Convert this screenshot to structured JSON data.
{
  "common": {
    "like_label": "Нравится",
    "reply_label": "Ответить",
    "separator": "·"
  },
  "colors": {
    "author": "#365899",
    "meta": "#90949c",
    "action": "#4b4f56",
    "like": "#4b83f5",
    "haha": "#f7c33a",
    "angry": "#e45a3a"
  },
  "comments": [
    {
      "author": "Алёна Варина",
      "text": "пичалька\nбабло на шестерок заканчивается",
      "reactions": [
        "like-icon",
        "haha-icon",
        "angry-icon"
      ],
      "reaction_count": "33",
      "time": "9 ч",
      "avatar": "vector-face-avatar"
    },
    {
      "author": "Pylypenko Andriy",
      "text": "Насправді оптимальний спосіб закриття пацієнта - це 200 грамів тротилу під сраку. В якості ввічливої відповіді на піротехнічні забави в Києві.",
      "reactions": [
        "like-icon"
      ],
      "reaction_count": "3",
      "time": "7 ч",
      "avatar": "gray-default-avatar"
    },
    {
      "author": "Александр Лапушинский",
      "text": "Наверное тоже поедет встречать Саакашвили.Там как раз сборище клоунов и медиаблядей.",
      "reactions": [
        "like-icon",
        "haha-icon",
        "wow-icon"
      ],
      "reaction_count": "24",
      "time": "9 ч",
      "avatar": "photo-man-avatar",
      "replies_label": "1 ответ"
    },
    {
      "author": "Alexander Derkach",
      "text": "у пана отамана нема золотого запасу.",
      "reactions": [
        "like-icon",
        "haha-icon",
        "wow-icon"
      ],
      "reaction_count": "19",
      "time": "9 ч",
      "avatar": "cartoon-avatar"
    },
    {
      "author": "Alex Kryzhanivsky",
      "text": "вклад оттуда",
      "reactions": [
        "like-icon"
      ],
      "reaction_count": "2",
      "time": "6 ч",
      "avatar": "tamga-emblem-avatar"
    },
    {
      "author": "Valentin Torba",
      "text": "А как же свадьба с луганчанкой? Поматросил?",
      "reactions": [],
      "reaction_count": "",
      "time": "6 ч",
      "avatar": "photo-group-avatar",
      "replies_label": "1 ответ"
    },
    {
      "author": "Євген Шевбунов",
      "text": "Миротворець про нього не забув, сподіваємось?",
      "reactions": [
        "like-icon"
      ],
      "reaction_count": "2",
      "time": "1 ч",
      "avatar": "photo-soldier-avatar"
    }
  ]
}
• • • •
§ **Task description**
Which lines of the data include "author"? Copy each of them.

§ **Answer to the task**
    "author": "#365899",
      "author": "Алёна Варина",
      "author": "Pylypenko Andriy",
      "author": "Александр Лапушинский",
      "author": "Alexander Derkach",
      "author": "Alex Kryzhanivsky",
      "author": "Valentin Torba",
      "author": "Євген Шевбунов",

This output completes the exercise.